+++ DATASET ROWS

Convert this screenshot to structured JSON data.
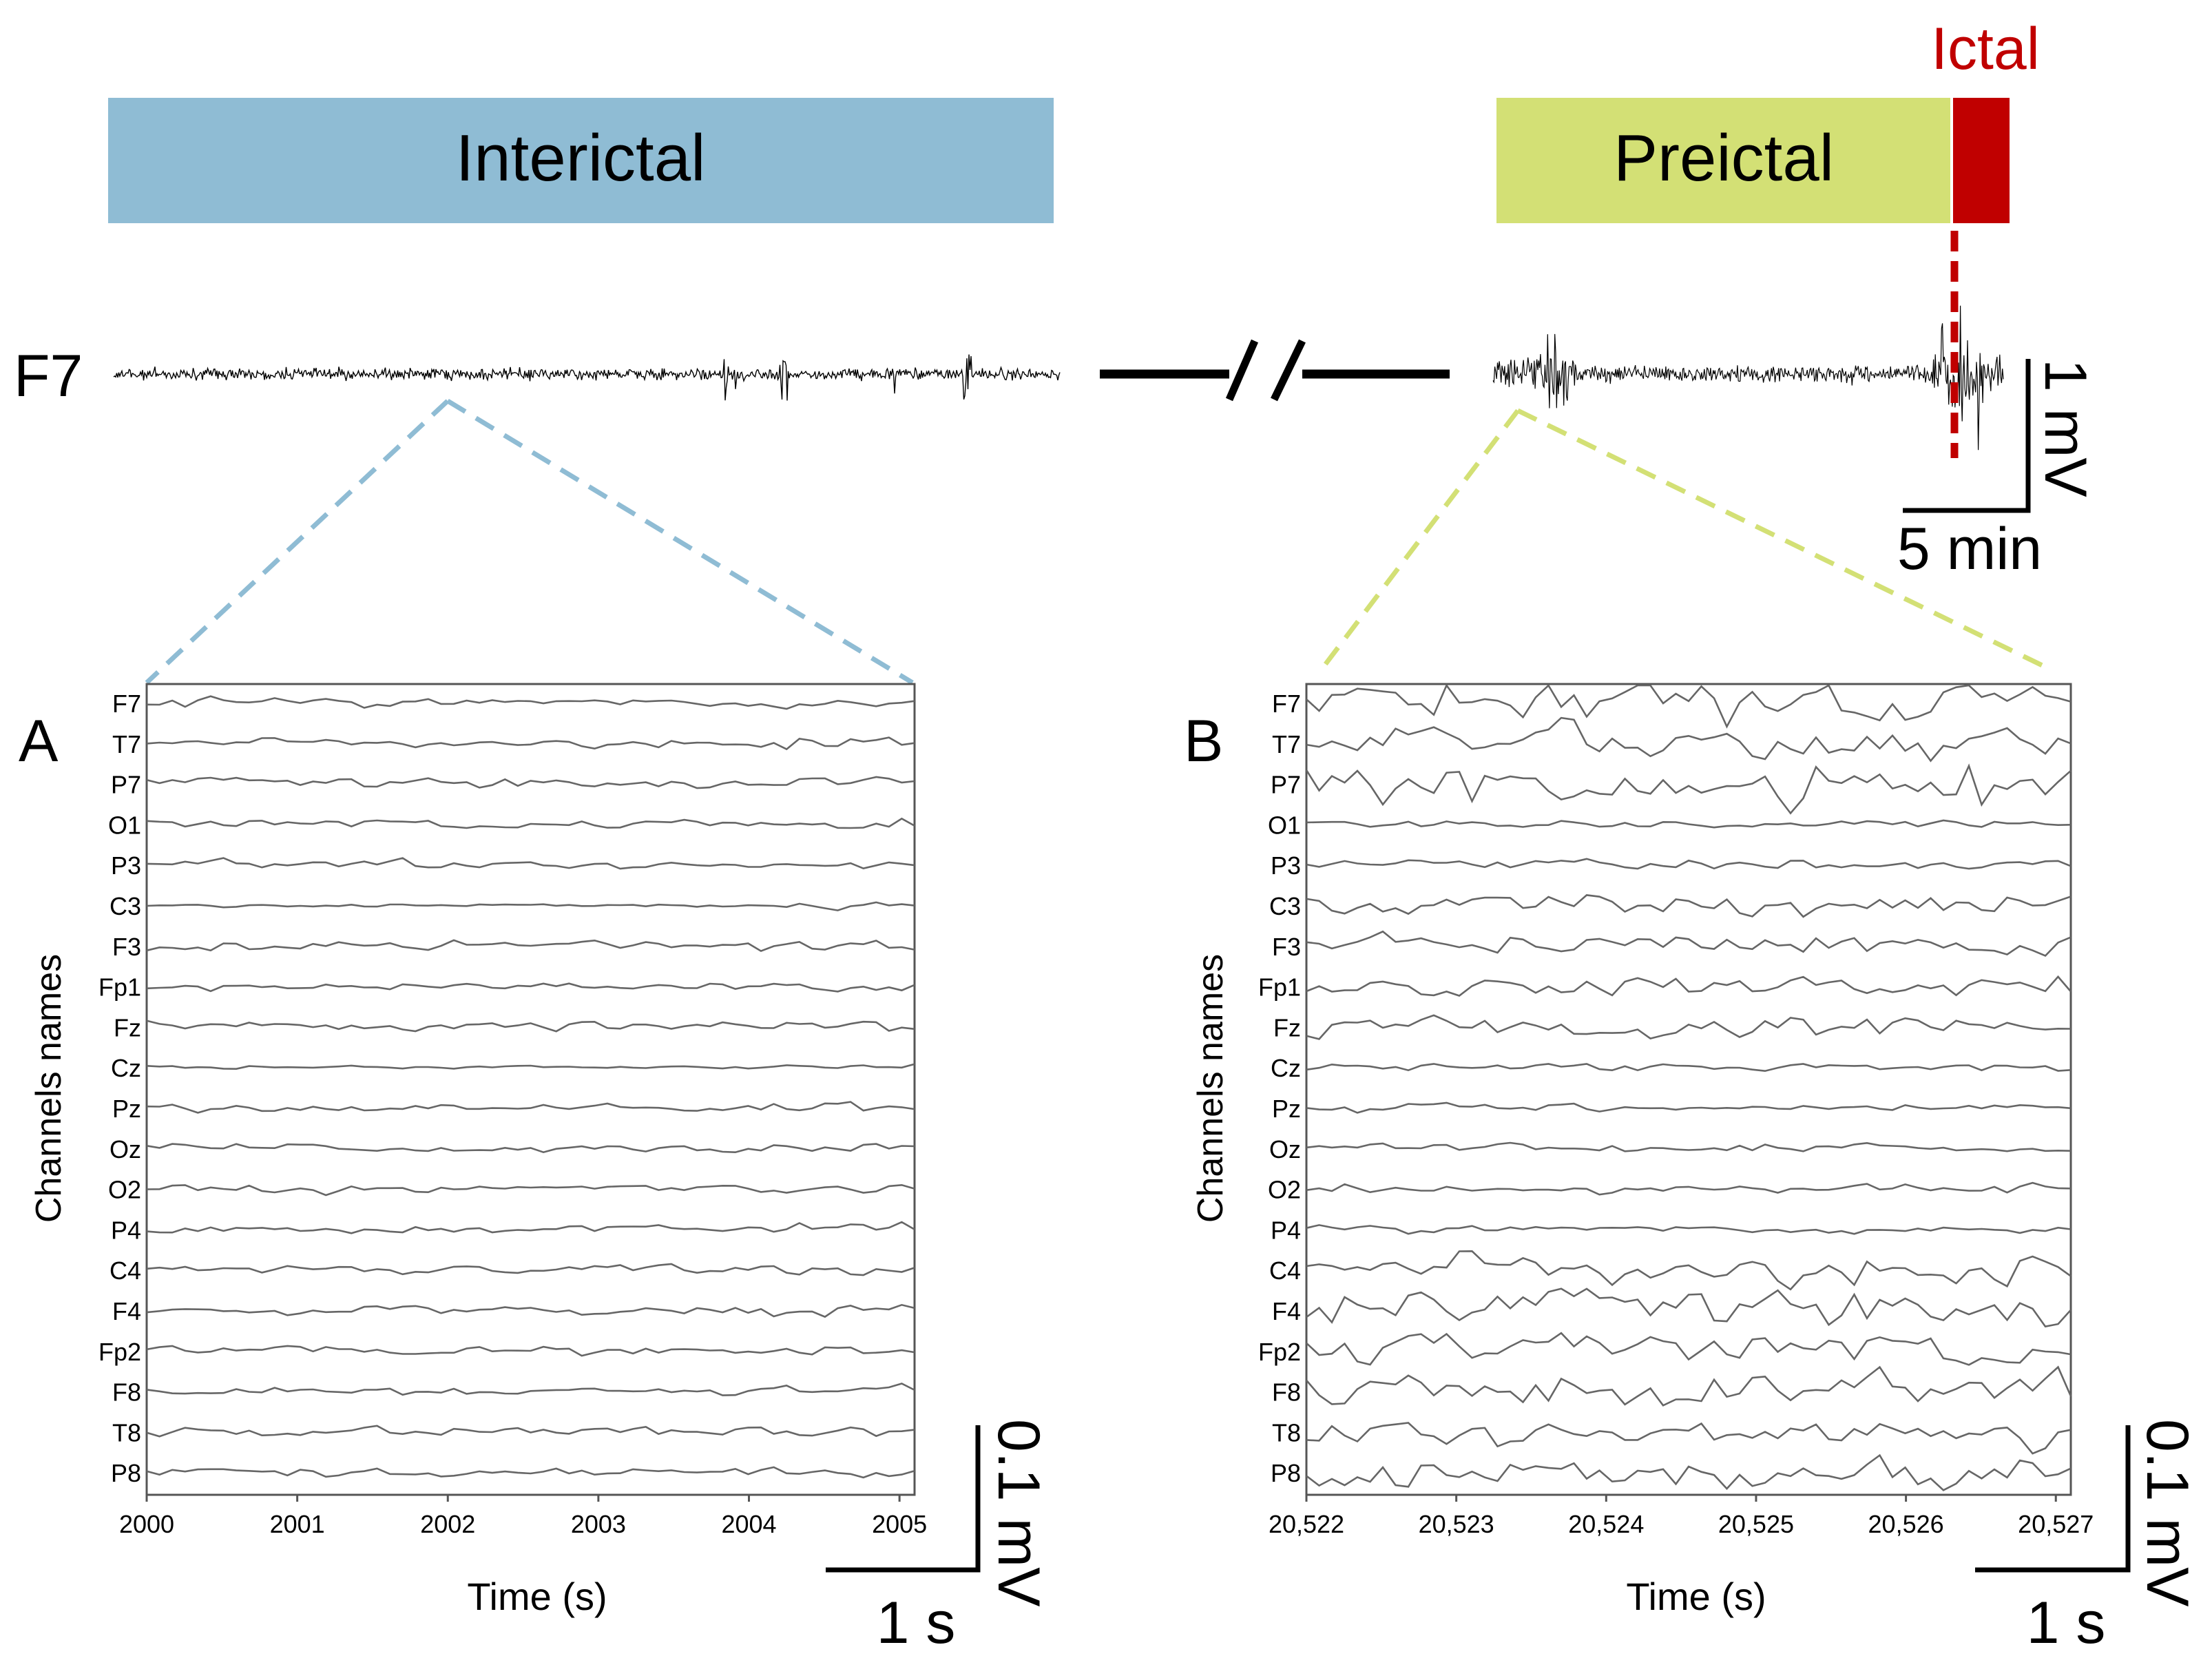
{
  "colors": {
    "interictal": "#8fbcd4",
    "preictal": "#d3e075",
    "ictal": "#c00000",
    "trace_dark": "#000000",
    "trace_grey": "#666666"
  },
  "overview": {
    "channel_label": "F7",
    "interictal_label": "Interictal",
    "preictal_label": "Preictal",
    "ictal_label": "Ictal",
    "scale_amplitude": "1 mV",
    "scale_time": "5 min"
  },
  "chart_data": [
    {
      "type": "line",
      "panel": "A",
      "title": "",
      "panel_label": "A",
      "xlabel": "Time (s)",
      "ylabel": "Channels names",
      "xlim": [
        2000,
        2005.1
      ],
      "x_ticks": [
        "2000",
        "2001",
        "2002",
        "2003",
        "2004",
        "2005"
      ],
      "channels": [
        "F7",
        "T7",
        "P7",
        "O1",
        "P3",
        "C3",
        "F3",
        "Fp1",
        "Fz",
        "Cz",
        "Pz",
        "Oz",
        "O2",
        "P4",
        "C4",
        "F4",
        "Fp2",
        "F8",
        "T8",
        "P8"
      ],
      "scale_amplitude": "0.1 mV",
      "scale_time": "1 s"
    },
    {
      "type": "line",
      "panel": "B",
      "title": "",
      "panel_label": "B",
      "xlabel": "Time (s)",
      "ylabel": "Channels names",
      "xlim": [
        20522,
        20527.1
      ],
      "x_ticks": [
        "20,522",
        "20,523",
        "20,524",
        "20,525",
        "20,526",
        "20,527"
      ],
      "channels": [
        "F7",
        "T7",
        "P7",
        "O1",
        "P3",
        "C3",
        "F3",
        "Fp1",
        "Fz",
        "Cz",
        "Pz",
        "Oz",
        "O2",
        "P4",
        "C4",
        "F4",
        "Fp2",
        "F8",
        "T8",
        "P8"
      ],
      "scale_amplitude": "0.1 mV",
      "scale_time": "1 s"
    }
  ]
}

++++++
+++ DATASET ROWS

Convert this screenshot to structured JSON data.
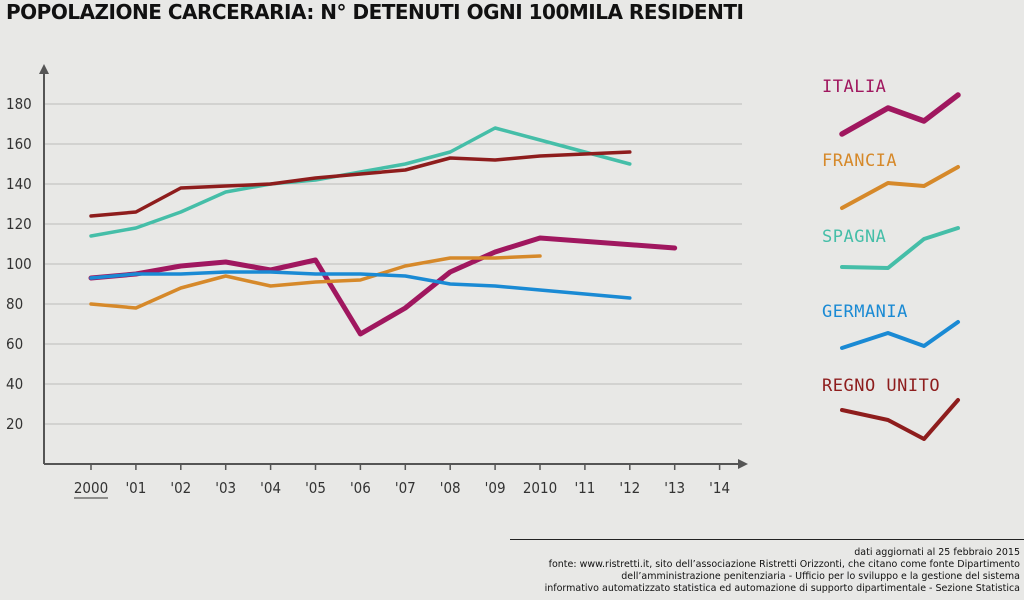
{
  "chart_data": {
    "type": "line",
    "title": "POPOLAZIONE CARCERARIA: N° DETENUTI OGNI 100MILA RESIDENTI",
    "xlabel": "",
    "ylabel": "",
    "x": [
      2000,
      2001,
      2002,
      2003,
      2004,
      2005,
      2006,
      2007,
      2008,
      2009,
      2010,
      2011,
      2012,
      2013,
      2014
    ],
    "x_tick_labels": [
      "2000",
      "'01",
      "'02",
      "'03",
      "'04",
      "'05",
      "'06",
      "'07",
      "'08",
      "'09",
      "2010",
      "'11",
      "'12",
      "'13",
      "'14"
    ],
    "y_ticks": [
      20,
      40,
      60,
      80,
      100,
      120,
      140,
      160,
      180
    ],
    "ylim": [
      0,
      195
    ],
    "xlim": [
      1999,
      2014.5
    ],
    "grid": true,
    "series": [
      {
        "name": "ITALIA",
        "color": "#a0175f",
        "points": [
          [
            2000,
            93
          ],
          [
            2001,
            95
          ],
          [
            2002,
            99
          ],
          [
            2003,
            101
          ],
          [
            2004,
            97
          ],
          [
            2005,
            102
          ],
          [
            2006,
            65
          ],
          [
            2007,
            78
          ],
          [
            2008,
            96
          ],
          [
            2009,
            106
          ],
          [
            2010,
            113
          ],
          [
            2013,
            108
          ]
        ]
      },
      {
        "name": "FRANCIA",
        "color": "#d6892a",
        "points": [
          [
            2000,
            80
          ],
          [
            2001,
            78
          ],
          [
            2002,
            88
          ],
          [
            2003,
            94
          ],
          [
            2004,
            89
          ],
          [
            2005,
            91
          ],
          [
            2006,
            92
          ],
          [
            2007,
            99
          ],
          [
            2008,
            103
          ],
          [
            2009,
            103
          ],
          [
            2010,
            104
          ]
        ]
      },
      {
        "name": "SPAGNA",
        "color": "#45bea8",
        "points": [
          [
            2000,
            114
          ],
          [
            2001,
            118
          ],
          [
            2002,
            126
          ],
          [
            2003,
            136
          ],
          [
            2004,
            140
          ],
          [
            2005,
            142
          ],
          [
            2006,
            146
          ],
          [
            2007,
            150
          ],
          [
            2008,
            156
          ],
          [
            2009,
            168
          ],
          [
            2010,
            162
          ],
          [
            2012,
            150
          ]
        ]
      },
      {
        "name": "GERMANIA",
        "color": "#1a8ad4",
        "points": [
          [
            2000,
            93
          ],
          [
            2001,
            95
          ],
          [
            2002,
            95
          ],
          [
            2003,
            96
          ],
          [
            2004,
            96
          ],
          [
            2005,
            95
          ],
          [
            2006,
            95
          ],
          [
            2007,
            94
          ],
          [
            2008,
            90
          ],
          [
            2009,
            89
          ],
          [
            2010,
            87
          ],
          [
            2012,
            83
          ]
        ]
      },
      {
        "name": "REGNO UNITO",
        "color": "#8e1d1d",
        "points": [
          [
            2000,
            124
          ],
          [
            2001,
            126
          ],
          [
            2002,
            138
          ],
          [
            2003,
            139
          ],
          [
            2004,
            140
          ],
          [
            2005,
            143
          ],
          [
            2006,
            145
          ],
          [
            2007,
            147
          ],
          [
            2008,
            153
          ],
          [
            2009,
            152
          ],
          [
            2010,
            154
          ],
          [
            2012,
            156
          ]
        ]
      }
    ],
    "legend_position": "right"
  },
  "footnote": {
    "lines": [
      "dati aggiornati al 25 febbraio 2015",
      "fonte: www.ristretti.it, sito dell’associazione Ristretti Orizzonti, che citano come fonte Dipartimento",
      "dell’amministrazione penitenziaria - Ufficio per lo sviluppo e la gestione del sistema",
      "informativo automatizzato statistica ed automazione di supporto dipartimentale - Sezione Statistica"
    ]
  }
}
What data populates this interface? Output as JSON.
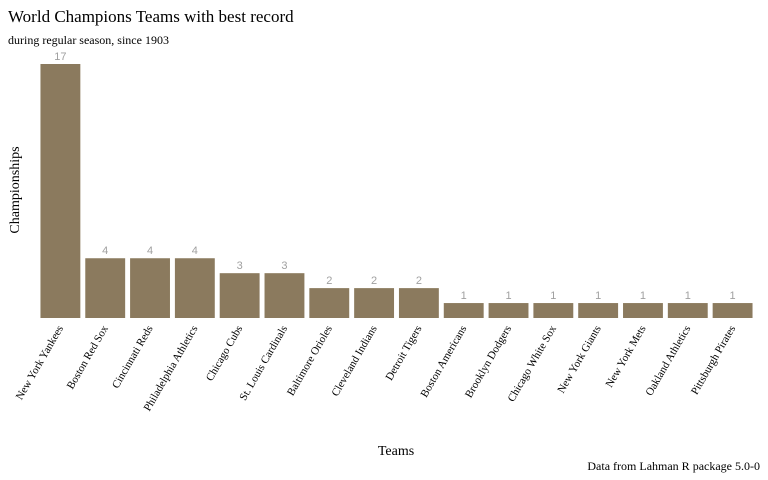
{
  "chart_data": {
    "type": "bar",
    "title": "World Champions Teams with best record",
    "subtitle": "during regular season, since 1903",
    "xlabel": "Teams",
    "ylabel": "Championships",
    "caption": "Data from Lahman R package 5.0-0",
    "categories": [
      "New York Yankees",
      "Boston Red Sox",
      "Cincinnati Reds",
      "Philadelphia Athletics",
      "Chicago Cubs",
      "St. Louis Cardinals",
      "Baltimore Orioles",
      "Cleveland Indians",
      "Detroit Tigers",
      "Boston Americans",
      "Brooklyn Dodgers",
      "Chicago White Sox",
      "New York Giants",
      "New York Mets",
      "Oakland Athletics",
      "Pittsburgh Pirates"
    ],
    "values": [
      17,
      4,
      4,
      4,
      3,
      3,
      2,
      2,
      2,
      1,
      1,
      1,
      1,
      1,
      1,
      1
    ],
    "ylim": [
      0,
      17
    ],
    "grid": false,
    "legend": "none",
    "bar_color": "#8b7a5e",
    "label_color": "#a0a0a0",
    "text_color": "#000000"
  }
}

++++++
+++ DATASET ROWS

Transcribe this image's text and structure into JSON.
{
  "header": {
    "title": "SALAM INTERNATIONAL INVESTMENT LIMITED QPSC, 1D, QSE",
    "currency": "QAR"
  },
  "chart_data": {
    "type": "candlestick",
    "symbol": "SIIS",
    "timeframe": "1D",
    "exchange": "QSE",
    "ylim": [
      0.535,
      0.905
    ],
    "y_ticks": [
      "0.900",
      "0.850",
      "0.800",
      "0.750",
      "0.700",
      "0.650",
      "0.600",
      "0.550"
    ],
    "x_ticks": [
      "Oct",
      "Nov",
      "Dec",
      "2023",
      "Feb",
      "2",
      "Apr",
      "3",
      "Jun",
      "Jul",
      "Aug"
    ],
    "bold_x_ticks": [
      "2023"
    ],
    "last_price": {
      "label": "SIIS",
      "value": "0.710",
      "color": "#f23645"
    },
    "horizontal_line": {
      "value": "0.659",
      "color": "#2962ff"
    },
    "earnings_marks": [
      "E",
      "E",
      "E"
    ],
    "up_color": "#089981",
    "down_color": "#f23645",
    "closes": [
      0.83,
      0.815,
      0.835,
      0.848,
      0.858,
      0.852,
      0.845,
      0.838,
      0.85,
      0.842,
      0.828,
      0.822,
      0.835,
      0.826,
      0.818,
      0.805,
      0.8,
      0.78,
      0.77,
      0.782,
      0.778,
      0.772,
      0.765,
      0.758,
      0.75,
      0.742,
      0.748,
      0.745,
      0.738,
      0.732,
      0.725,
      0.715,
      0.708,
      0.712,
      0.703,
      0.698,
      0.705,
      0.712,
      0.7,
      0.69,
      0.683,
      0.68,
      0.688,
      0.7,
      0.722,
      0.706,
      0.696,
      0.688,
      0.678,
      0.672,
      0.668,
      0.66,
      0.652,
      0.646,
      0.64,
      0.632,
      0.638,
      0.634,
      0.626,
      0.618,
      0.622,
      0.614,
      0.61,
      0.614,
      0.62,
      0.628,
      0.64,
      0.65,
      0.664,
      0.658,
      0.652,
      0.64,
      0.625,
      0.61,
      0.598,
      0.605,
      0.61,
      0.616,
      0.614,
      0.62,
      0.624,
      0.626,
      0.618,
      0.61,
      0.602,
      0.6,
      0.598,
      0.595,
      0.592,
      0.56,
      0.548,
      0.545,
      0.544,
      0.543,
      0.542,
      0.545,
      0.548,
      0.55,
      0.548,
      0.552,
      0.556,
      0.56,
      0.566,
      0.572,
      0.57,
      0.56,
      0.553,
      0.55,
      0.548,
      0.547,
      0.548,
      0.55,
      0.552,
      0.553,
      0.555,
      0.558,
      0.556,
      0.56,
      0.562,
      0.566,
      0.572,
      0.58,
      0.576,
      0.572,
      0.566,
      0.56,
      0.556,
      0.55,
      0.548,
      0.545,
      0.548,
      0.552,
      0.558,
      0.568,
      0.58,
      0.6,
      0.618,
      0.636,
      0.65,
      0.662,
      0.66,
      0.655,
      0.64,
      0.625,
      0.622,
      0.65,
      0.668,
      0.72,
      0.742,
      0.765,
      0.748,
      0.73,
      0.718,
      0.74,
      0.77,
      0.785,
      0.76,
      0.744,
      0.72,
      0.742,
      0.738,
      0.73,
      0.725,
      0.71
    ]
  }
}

++++++

** WHAT THIS TASK INVOLVES **
Using the listing above, locate the lines that hold "dell" and copy each one.

** OUTPUT **
      "fonte: www.ristretti.it, sito dell’associazione Ristretti Orizzonti, che citano come fonte Dipartimento",
      "dell’amministrazione penitenziaria - Ufficio per lo sviluppo e la gestione del sistema",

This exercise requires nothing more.